Figure data in JSON

- - -

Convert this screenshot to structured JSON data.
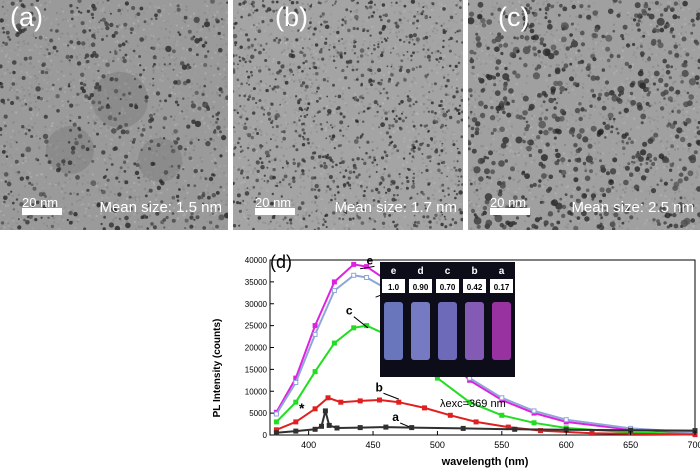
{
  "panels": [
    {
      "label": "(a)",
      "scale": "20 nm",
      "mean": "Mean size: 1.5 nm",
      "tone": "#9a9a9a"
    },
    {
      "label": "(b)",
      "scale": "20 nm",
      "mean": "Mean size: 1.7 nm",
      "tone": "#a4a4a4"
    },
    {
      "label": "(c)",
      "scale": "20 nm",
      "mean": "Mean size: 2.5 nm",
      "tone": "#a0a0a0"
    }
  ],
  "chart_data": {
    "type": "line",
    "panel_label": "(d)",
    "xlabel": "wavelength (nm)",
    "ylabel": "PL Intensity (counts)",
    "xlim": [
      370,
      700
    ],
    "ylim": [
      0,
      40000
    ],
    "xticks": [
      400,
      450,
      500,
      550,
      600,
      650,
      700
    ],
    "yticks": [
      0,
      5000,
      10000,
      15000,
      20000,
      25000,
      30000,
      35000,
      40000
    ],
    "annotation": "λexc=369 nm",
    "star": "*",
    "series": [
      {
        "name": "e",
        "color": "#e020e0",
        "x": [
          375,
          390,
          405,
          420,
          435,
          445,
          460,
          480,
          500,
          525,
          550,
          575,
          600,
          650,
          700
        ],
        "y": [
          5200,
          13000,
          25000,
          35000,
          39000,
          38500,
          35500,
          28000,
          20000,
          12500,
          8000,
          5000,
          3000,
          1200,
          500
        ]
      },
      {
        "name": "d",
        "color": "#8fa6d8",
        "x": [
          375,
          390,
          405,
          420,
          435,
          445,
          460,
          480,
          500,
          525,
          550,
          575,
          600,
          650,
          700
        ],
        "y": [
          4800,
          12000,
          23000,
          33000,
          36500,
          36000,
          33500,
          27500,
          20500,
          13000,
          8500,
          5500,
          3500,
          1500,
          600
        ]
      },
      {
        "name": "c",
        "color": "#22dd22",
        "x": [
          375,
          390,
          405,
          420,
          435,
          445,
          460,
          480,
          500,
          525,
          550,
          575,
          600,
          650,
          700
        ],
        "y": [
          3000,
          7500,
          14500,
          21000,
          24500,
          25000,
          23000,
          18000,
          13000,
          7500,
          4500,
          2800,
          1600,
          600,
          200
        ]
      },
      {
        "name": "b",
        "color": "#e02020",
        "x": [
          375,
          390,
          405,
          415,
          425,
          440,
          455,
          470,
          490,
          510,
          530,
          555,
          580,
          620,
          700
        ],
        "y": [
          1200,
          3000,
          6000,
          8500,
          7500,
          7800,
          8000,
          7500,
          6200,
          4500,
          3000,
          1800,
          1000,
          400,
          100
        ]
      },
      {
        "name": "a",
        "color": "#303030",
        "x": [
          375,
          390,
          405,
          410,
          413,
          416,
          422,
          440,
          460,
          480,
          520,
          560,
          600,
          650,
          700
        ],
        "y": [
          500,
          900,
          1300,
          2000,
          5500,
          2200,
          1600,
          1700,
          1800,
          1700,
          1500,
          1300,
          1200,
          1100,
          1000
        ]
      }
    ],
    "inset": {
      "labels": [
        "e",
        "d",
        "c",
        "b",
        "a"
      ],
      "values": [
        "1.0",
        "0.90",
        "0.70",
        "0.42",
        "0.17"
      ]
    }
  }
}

- - -

Reproduce the whole listing exactly, but not the images in it.

(Solution to the problem)
Convert this screenshot to structured JSON data.
{
  "panels": [
    {
      "label": "(a)",
      "scale": "20 nm",
      "mean": "Mean size: 1.5 nm",
      "tone": "#9a9a9a"
    },
    {
      "label": "(b)",
      "scale": "20 nm",
      "mean": "Mean size: 1.7 nm",
      "tone": "#a4a4a4"
    },
    {
      "label": "(c)",
      "scale": "20 nm",
      "mean": "Mean size: 2.5 nm",
      "tone": "#a0a0a0"
    }
  ],
  "chart_data": {
    "type": "line",
    "panel_label": "(d)",
    "xlabel": "wavelength (nm)",
    "ylabel": "PL Intensity (counts)",
    "xlim": [
      370,
      700
    ],
    "ylim": [
      0,
      40000
    ],
    "xticks": [
      400,
      450,
      500,
      550,
      600,
      650,
      700
    ],
    "yticks": [
      0,
      5000,
      10000,
      15000,
      20000,
      25000,
      30000,
      35000,
      40000
    ],
    "annotation": "λexc=369 nm",
    "star": "*",
    "series": [
      {
        "name": "e",
        "color": "#e020e0",
        "x": [
          375,
          390,
          405,
          420,
          435,
          445,
          460,
          480,
          500,
          525,
          550,
          575,
          600,
          650,
          700
        ],
        "y": [
          5200,
          13000,
          25000,
          35000,
          39000,
          38500,
          35500,
          28000,
          20000,
          12500,
          8000,
          5000,
          3000,
          1200,
          500
        ]
      },
      {
        "name": "d",
        "color": "#8fa6d8",
        "x": [
          375,
          390,
          405,
          420,
          435,
          445,
          460,
          480,
          500,
          525,
          550,
          575,
          600,
          650,
          700
        ],
        "y": [
          4800,
          12000,
          23000,
          33000,
          36500,
          36000,
          33500,
          27500,
          20500,
          13000,
          8500,
          5500,
          3500,
          1500,
          600
        ]
      },
      {
        "name": "c",
        "color": "#22dd22",
        "x": [
          375,
          390,
          405,
          420,
          435,
          445,
          460,
          480,
          500,
          525,
          550,
          575,
          600,
          650,
          700
        ],
        "y": [
          3000,
          7500,
          14500,
          21000,
          24500,
          25000,
          23000,
          18000,
          13000,
          7500,
          4500,
          2800,
          1600,
          600,
          200
        ]
      },
      {
        "name": "b",
        "color": "#e02020",
        "x": [
          375,
          390,
          405,
          415,
          425,
          440,
          455,
          470,
          490,
          510,
          530,
          555,
          580,
          620,
          700
        ],
        "y": [
          1200,
          3000,
          6000,
          8500,
          7500,
          7800,
          8000,
          7500,
          6200,
          4500,
          3000,
          1800,
          1000,
          400,
          100
        ]
      },
      {
        "name": "a",
        "color": "#303030",
        "x": [
          375,
          390,
          405,
          410,
          413,
          416,
          422,
          440,
          460,
          480,
          520,
          560,
          600,
          650,
          700
        ],
        "y": [
          500,
          900,
          1300,
          2000,
          5500,
          2200,
          1600,
          1700,
          1800,
          1700,
          1500,
          1300,
          1200,
          1100,
          1000
        ]
      }
    ],
    "inset": {
      "labels": [
        "e",
        "d",
        "c",
        "b",
        "a"
      ],
      "values": [
        "1.0",
        "0.90",
        "0.70",
        "0.42",
        "0.17"
      ]
    }
  }
}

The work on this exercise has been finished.